**Input for this task:**
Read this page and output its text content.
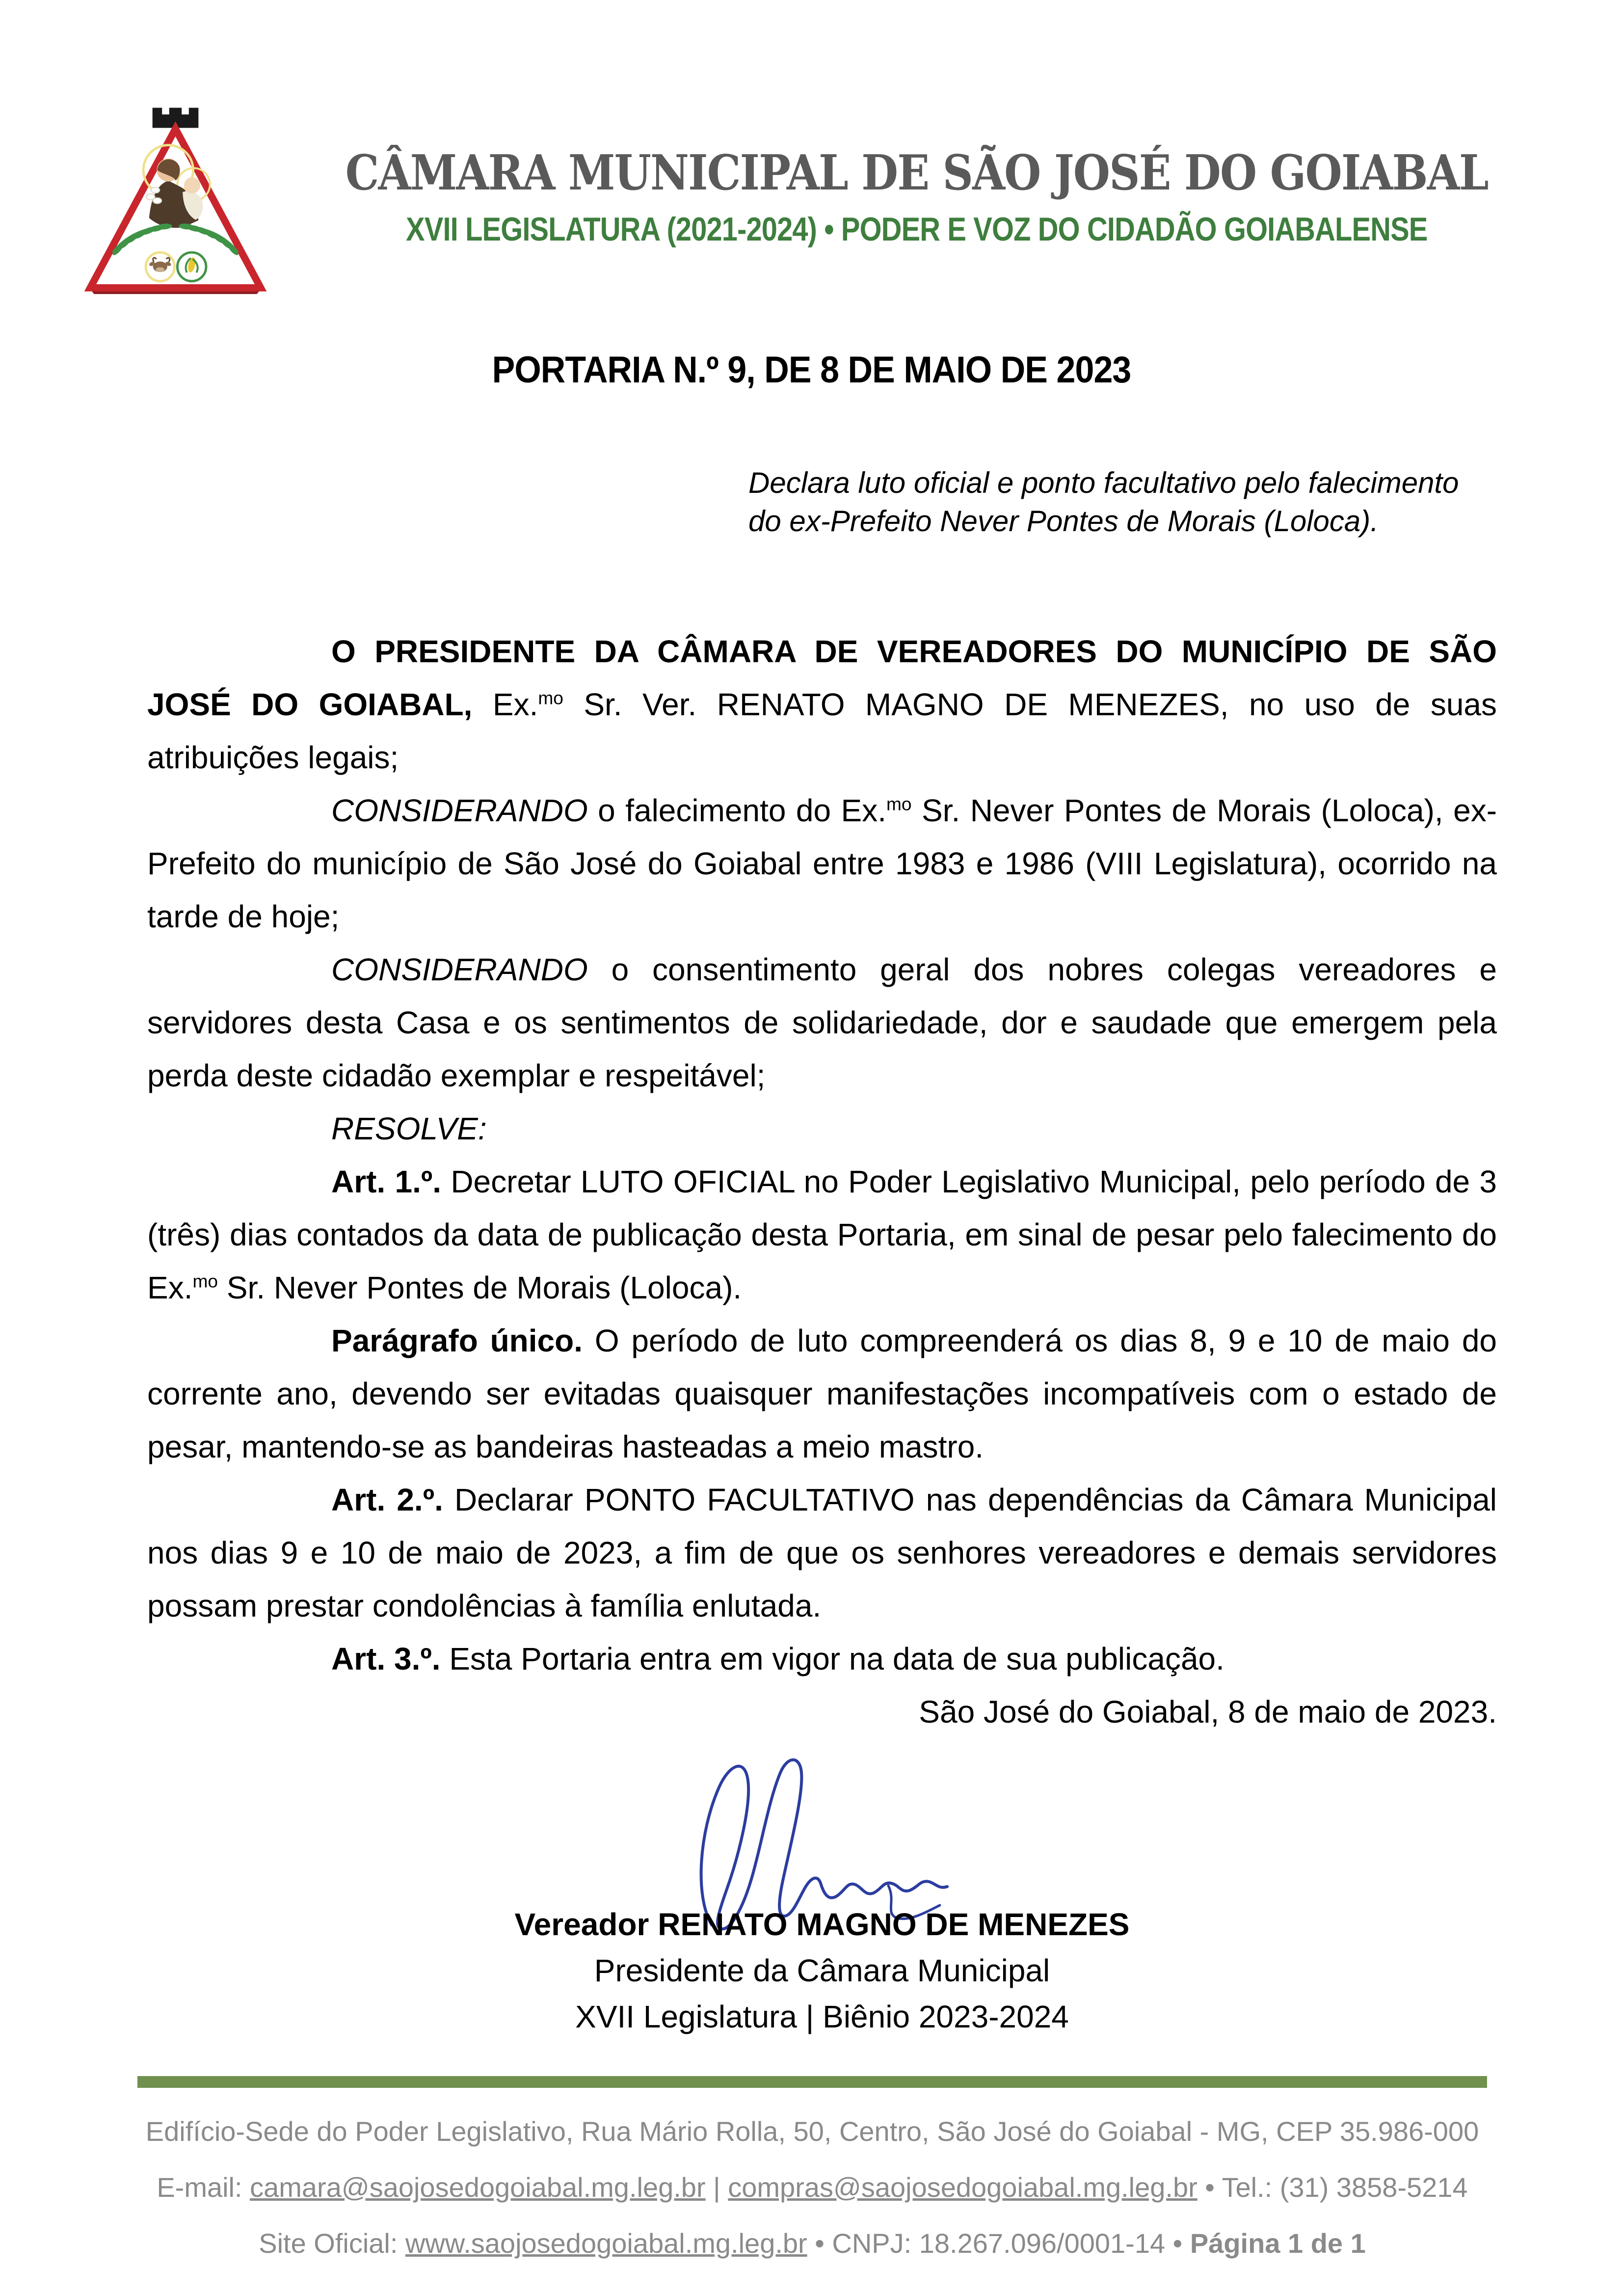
CÂMARA MUNICIPAL DE SÃO JOSÉ DO GOIABAL
XVII LEGISLATURA (2021-2024) • PODER E VOZ DO CIDADÃO GOIABALENSE
PORTARIA N.º 9, DE 8 DE MAIO DE 2023
Declara luto oficial e ponto facultativo pelo falecimento
do ex-Prefeito Never Pontes de Morais (Loloca).

O PRESIDENTE DA CÂMARA DE VEREADORES DO MUNICÍPIO DE SÃO JOSÉ DO GOIABAL, Ex.$^{mo}$ Sr. Ver. RENATO MAGNO DE MENEZES, no uso de suas atribuições legais;

CONSIDERANDO o falecimento do Ex.$^{mo}$ Sr. Never Pontes de Morais (Loloca), ex-Prefeito do município de São José do Goiabal entre 1983 e 1986 (VIII Legislatura), ocorrido na tarde de hoje;

CONSIDERANDO o consentimento geral dos nobres colegas vereadores e servidores desta Casa e os sentimentos de solidariedade, dor e saudade que emergem pela perda deste cidadão exemplar e respeitável;

RESOLVE:

Art. 1.º. Decretar LUTO OFICIAL no Poder Legislativo Municipal, pelo período de 3 (três) dias contados da data de publicação desta Portaria, em sinal de pesar pelo falecimento do Ex.$^{mo}$ Sr. Never Pontes de Morais (Loloca).

Parágrafo único. O período de luto compreenderá os dias 8, 9 e 10 de maio do corrente ano, devendo ser evitadas quaisquer manifestações incompatíveis com o estado de pesar, mantendo-se as bandeiras hasteadas a meio mastro.

Art. 2.º. Declarar PONTO FACULTATIVO nas dependências da Câmara Municipal nos dias 9 e 10 de maio de 2023, a fim de que os senhores vereadores e demais servidores possam prestar condolências à família enlutada.

Art. 3.º. Esta Portaria entra em vigor na data de sua publicação.

São José do Goiabal, 8 de maio de 2023.

Vereador RENATO MAGNO DE MENEZES
Presidente da Câmara Municipal
XVII Legislatura | Biênio 2023-2024
Edifício-Sede do Poder Legislativo, Rua Mário Rolla, 50, Centro, São José do Goiabal - MG, CEP 35.986-000
E-mail: camara@saojosedogoiabal.mg.leg.br | compras@saojosedogoiabal.mg.leg.br • Tel.: (31) 3858-5214
Site Oficial: www.saojosedogoiabal.mg.leg.br • CNPJ: 18.267.096/0001-14 • Página 1 de 1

**Exercise details:** Word for word, quote the full listing, omitting every picture.

**Problem solution:**
Read this page and output its text content.
CÂMARA MUNICIPAL DE SÃO JOSÉ DO GOIABAL
XVII LEGISLATURA (2021-2024) • PODER E VOZ DO CIDADÃO GOIABALENSE
PORTARIA N.º 9, DE 8 DE MAIO DE 2023
Declara luto oficial e ponto facultativo pelo falecimento
do ex-Prefeito Never Pontes de Morais (Loloca).

O PRESIDENTE DA CÂMARA DE VEREADORES DO MUNICÍPIO DE SÃO JOSÉ DO GOIABAL, Ex.$^{mo}$ Sr. Ver. RENATO MAGNO DE MENEZES, no uso de suas atribuições legais;

CONSIDERANDO o falecimento do Ex.$^{mo}$ Sr. Never Pontes de Morais (Loloca), ex-Prefeito do município de São José do Goiabal entre 1983 e 1986 (VIII Legislatura), ocorrido na tarde de hoje;

CONSIDERANDO o consentimento geral dos nobres colegas vereadores e servidores desta Casa e os sentimentos de solidariedade, dor e saudade que emergem pela perda deste cidadão exemplar e respeitável;

RESOLVE:

Art. 1.º. Decretar LUTO OFICIAL no Poder Legislativo Municipal, pelo período de 3 (três) dias contados da data de publicação desta Portaria, em sinal de pesar pelo falecimento do Ex.$^{mo}$ Sr. Never Pontes de Morais (Loloca).

Parágrafo único. O período de luto compreenderá os dias 8, 9 e 10 de maio do corrente ano, devendo ser evitadas quaisquer manifestações incompatíveis com o estado de pesar, mantendo-se as bandeiras hasteadas a meio mastro.

Art. 2.º. Declarar PONTO FACULTATIVO nas dependências da Câmara Municipal nos dias 9 e 10 de maio de 2023, a fim de que os senhores vereadores e demais servidores possam prestar condolências à família enlutada.

Art. 3.º. Esta Portaria entra em vigor na data de sua publicação.

São José do Goiabal, 8 de maio de 2023.

Vereador RENATO MAGNO DE MENEZES
Presidente da Câmara Municipal
XVII Legislatura | Biênio 2023-2024
Edifício-Sede do Poder Legislativo, Rua Mário Rolla, 50, Centro, São José do Goiabal - MG, CEP 35.986-000
E-mail: camara@saojosedogoiabal.mg.leg.br | compras@saojosedogoiabal.mg.leg.br • Tel.: (31) 3858-5214
Site Oficial: www.saojosedogoiabal.mg.leg.br • CNPJ: 18.267.096/0001-14 • Página 1 de 1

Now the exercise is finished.